Task requirements – Make an exact copy of the records, dropping all pictures.

Task input –

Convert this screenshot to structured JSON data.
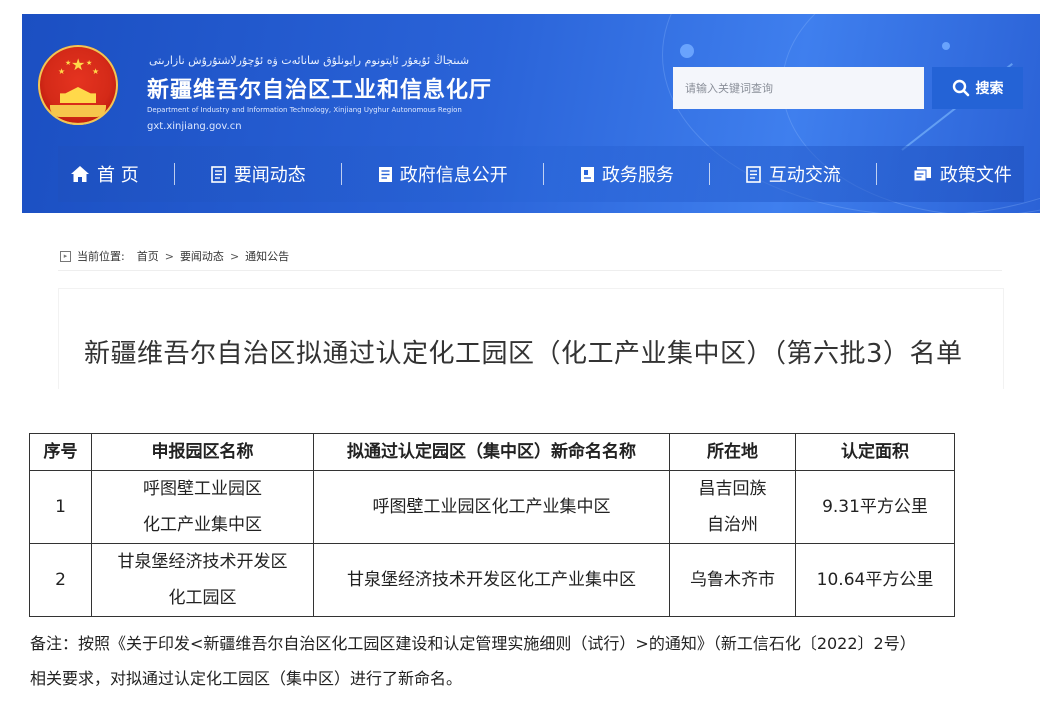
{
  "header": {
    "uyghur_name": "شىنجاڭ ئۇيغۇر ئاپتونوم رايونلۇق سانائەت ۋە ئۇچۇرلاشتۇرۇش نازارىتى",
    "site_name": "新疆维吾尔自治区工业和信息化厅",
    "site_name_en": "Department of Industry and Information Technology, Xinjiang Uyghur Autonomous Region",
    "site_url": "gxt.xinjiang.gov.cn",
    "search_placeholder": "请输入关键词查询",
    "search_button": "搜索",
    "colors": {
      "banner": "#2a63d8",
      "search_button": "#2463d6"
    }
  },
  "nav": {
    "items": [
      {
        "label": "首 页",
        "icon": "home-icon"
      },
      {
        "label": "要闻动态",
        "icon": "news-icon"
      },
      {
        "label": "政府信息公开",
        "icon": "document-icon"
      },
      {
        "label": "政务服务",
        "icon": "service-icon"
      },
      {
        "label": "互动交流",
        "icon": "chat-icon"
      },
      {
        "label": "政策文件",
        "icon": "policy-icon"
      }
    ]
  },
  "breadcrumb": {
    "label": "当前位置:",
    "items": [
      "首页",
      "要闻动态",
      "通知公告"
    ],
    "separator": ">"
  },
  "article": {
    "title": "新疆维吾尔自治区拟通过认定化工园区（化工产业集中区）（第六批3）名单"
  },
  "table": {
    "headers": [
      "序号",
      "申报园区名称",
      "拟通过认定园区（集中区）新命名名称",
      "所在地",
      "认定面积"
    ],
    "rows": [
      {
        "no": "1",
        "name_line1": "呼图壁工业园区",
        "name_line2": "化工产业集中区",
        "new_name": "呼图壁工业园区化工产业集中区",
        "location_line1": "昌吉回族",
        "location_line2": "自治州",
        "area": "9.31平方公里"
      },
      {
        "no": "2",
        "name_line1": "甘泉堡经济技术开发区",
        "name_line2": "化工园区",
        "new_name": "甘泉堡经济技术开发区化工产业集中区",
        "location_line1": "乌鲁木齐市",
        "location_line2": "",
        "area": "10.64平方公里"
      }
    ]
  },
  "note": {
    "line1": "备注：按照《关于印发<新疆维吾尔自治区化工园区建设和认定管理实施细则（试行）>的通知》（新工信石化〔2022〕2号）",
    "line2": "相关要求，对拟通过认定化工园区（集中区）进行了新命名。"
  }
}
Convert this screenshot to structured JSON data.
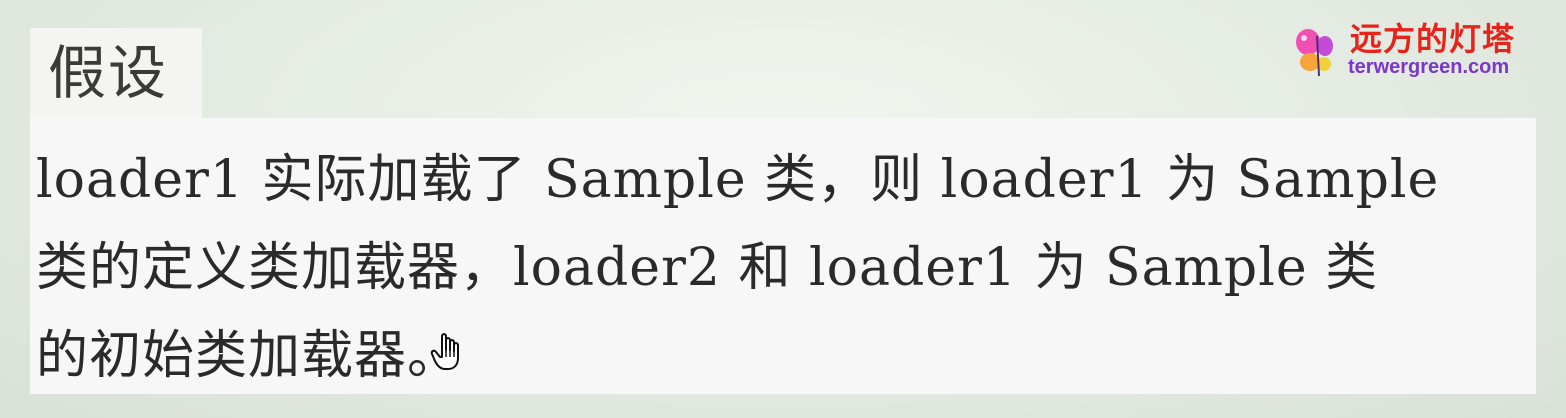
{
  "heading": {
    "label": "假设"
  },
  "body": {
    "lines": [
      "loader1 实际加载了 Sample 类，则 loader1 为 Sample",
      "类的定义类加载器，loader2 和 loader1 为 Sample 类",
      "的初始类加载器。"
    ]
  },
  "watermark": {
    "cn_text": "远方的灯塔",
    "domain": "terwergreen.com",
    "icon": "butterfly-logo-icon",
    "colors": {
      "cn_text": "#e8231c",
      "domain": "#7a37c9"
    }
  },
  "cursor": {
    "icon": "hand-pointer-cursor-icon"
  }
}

Solution –
Convert this screenshot to structured JSON data.
{
  "header": {
    "uyghur_name": "شىنجاڭ ئۇيغۇر ئاپتونوم رايونلۇق سانائەت ۋە ئۇچۇرلاشتۇرۇش نازارىتى",
    "site_name": "新疆维吾尔自治区工业和信息化厅",
    "site_name_en": "Department of Industry and Information Technology, Xinjiang Uyghur Autonomous Region",
    "site_url": "gxt.xinjiang.gov.cn",
    "search_placeholder": "请输入关键词查询",
    "search_button": "搜索",
    "colors": {
      "banner": "#2a63d8",
      "search_button": "#2463d6"
    }
  },
  "nav": {
    "items": [
      {
        "label": "首 页",
        "icon": "home-icon"
      },
      {
        "label": "要闻动态",
        "icon": "news-icon"
      },
      {
        "label": "政府信息公开",
        "icon": "document-icon"
      },
      {
        "label": "政务服务",
        "icon": "service-icon"
      },
      {
        "label": "互动交流",
        "icon": "chat-icon"
      },
      {
        "label": "政策文件",
        "icon": "policy-icon"
      }
    ]
  },
  "breadcrumb": {
    "label": "当前位置:",
    "items": [
      "首页",
      "要闻动态",
      "通知公告"
    ],
    "separator": ">"
  },
  "article": {
    "title": "新疆维吾尔自治区拟通过认定化工园区（化工产业集中区）（第六批3）名单"
  },
  "table": {
    "headers": [
      "序号",
      "申报园区名称",
      "拟通过认定园区（集中区）新命名名称",
      "所在地",
      "认定面积"
    ],
    "rows": [
      {
        "no": "1",
        "name_line1": "呼图壁工业园区",
        "name_line2": "化工产业集中区",
        "new_name": "呼图壁工业园区化工产业集中区",
        "location_line1": "昌吉回族",
        "location_line2": "自治州",
        "area": "9.31平方公里"
      },
      {
        "no": "2",
        "name_line1": "甘泉堡经济技术开发区",
        "name_line2": "化工园区",
        "new_name": "甘泉堡经济技术开发区化工产业集中区",
        "location_line1": "乌鲁木齐市",
        "location_line2": "",
        "area": "10.64平方公里"
      }
    ]
  },
  "note": {
    "line1": "备注：按照《关于印发<新疆维吾尔自治区化工园区建设和认定管理实施细则（试行）>的通知》（新工信石化〔2022〕2号）",
    "line2": "相关要求，对拟通过认定化工园区（集中区）进行了新命名。"
  }
}
Convert this screenshot to structured JSON data.
{
  "heading": {
    "label": "假设"
  },
  "body": {
    "lines": [
      "loader1 实际加载了 Sample 类，则 loader1 为 Sample",
      "类的定义类加载器，loader2 和 loader1 为 Sample 类",
      "的初始类加载器。"
    ]
  },
  "watermark": {
    "cn_text": "远方的灯塔",
    "domain": "terwergreen.com",
    "icon": "butterfly-logo-icon",
    "colors": {
      "cn_text": "#e8231c",
      "domain": "#7a37c9"
    }
  },
  "cursor": {
    "icon": "hand-pointer-cursor-icon"
  }
}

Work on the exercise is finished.